Sleeved Dipole Antenna for Multi-Octave Broadside Radiation Pattern Control

Abstract

A method of maximizing the radiation pattern at broadside of a dipole antenna. The antenna is formed with a dipole wire having a sleeve centered along the length of the dipole wire. This sleeve is made from a conductive material and has a length relative to the dipole length that causes the dipole antenna to have an elevation gain pattern that maintains a peak at zero elevation over a much greater bandwidth than a conventional dipole.

Description

TECHNICAL FIELD OF THE INVENTION

This invention relates to antennas, and more particularly to improving the bandwidth of dipole antennas.

BACKGROUND OF THE INVENTION

Dipole antennas are a class of antennas that produce a radiation pattern approximating that of an elementary electric dipole. A dipole antenna has two identical conductive elements such as metal wires or rods. The driving current from the transmitter is applied, or for receiving antennas the incoming signal is taken, between the two halves of the antenna. Each side of a feedline to the transmitter or receiver is connected to one of the conductors.

Most commonly, a dipole antenna has two conductors of equal length oriented end-to-end with the feedline connected between them. Dipoles are frequently used as resonant antennas. A dipole antenna will naturally resonate at a particular frequency. Using the antenna at its resonant frequency is advantageous in terms of feed point impedance (and thus standing wave ratio), so its length is determined by the intended wavelength (or frequency) of operation.

SHORT TASK A »
Return the whole sleeved dipole antenna text word for word.

MATERIAL »
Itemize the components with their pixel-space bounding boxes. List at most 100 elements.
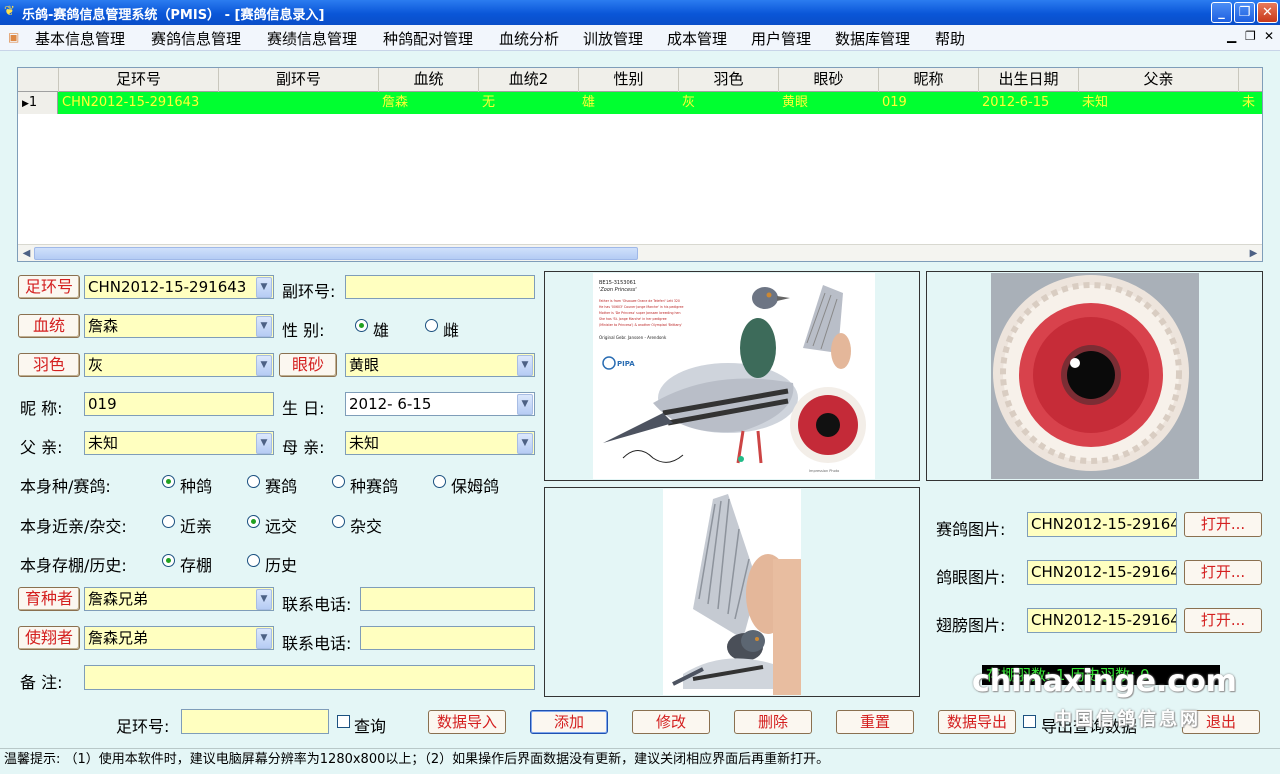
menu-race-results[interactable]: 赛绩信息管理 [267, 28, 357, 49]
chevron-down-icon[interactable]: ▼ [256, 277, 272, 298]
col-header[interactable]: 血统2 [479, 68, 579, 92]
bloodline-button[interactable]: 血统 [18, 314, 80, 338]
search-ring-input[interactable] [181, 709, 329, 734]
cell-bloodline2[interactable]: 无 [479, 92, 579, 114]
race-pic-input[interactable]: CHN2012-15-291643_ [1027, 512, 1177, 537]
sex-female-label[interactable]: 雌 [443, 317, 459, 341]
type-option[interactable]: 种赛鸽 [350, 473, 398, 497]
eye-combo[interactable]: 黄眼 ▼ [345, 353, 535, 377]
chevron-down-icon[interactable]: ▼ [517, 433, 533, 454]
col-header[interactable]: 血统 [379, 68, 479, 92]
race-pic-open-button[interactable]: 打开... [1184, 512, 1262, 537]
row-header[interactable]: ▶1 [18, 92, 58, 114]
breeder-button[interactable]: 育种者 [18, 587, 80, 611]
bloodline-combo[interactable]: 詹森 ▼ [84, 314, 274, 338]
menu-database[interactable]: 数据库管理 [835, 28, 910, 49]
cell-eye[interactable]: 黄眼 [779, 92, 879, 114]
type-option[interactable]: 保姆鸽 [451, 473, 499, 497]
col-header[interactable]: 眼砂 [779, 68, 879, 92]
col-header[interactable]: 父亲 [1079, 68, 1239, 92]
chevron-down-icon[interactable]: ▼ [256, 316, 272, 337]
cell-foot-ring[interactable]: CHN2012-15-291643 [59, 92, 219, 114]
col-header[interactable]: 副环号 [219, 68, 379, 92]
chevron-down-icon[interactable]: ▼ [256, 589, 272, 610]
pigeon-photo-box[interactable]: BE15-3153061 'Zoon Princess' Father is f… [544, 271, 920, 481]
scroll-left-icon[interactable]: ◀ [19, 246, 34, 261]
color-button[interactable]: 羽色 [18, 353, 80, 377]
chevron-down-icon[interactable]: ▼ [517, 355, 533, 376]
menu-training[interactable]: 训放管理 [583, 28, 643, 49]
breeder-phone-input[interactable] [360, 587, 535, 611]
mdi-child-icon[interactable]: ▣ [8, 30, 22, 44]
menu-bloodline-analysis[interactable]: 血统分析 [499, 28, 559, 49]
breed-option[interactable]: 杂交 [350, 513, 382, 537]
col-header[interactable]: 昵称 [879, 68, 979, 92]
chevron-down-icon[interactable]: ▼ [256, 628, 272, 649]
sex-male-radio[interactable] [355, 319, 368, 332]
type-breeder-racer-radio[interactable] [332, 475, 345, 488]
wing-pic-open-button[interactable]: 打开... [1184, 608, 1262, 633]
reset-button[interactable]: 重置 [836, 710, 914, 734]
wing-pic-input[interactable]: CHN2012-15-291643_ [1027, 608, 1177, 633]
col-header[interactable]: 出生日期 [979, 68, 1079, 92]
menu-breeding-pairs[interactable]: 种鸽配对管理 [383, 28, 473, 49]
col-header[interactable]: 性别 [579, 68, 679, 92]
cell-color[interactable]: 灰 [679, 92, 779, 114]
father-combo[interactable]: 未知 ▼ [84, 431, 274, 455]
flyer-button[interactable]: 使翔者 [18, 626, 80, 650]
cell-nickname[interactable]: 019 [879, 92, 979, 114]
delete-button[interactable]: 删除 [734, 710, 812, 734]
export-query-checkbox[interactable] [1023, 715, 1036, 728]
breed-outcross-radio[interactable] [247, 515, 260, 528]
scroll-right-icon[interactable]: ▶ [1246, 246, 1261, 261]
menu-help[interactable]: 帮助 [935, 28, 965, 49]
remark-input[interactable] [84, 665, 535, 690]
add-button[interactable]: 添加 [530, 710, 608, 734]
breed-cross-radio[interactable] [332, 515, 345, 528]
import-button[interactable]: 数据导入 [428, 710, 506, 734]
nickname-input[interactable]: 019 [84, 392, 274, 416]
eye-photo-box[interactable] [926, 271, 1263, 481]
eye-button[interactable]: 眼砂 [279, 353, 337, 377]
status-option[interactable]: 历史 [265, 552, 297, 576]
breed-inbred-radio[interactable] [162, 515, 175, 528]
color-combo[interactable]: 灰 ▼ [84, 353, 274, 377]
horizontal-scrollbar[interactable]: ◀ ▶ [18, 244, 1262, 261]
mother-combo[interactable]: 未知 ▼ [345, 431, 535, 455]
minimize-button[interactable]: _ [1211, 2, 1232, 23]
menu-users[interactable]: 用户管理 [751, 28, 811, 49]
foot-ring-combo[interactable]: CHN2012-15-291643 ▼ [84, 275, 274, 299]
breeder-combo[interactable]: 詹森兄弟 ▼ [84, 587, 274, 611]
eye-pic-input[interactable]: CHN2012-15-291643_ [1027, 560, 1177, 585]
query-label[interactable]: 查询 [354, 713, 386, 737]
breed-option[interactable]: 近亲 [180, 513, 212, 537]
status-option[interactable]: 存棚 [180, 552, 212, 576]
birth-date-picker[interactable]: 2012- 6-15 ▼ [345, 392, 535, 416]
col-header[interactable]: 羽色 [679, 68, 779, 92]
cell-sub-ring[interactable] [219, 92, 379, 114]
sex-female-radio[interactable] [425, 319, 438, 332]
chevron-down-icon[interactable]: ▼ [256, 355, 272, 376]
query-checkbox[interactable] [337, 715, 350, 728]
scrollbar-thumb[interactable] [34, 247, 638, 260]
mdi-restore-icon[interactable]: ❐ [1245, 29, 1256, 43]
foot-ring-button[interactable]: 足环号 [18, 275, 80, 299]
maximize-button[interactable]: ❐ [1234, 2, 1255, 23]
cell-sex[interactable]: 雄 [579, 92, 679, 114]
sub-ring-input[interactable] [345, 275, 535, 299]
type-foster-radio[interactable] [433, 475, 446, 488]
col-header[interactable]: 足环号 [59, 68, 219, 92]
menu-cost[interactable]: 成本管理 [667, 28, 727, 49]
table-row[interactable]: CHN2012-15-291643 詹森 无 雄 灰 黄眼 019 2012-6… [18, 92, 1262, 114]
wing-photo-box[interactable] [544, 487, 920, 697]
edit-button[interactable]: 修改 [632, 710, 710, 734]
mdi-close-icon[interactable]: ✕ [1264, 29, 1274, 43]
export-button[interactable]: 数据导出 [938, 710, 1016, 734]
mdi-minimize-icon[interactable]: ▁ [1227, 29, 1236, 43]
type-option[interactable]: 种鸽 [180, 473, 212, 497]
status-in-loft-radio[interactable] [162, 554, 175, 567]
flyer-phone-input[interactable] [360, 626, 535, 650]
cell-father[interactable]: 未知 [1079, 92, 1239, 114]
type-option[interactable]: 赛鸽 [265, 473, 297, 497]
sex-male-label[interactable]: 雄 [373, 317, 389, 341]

==

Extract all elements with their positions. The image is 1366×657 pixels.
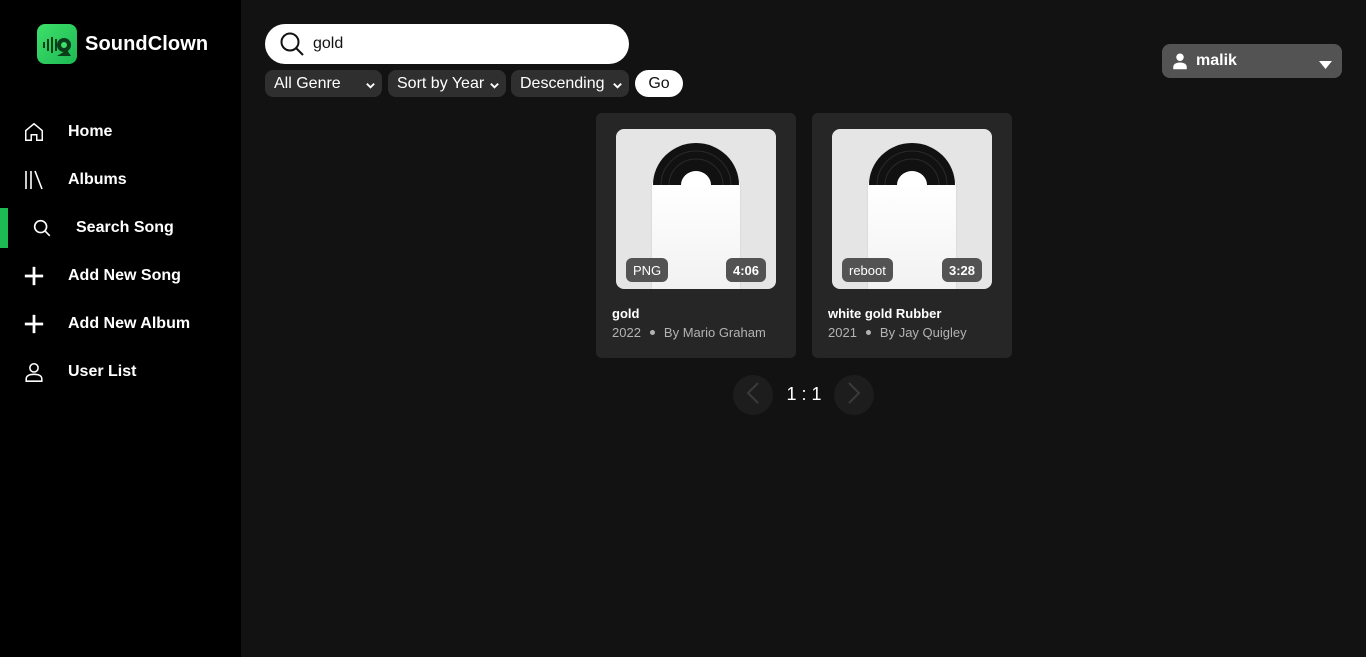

SHORT TASK B »
Retype the listing lines word for word, from the line with "Itemize the components" up to and including the line with "512, 1177, 537]". Leave out the pictures.

FULL SOLUTION A »
Sleeved Dipole Antenna for Multi-Octave Broadside Radiation Pattern Control

Abstract

A method of maximizing the radiation pattern at broadside of a dipole antenna. The antenna is formed with a dipole wire having a sleeve centered along the length of the dipole wire. This sleeve is made from a conductive material and has a length relative to the dipole length that causes the dipole antenna to have an elevation gain pattern that maintains a peak at zero elevation over a much greater bandwidth than a conventional dipole.

Description

TECHNICAL FIELD OF THE INVENTION

This invention relates to antennas, and more particularly to improving the bandwidth of dipole antennas.

BACKGROUND OF THE INVENTION

Dipole antennas are a class of antennas that produce a radiation pattern approximating that of an elementary electric dipole. A dipole antenna has two identical conductive elements such as metal wires or rods. The driving current from the transmitter is applied, or for receiving antennas the incoming signal is taken, between the two halves of the antenna. Each side of a feedline to the transmitter or receiver is connected to one of the conductors.

Most commonly, a dipole antenna has two conductors of equal length oriented end-to-end with the feedline connected between them. Dipoles are frequently used as resonant antennas. A dipole antenna will naturally resonate at a particular frequency. Using the antenna at its resonant frequency is advantageous in terms of feed point impedance (and thus standing wave ratio), so its length is determined by the intended wavelength (or frequency) of operation.

FULL SOLUTION B »
Itemize the components with their pixel-space bounding boxes. List at most 100 elements.
menu-race-results[interactable]: 赛绩信息管理 [267, 28, 357, 49]
chevron-down-icon[interactable]: ▼ [256, 277, 272, 298]
col-header[interactable]: 血统2 [479, 68, 579, 92]
bloodline-button[interactable]: 血统 [18, 314, 80, 338]
search-ring-input[interactable] [181, 709, 329, 734]
cell-bloodline2[interactable]: 无 [479, 92, 579, 114]
race-pic-input[interactable]: CHN2012-15-291643_ [1027, 512, 1177, 537]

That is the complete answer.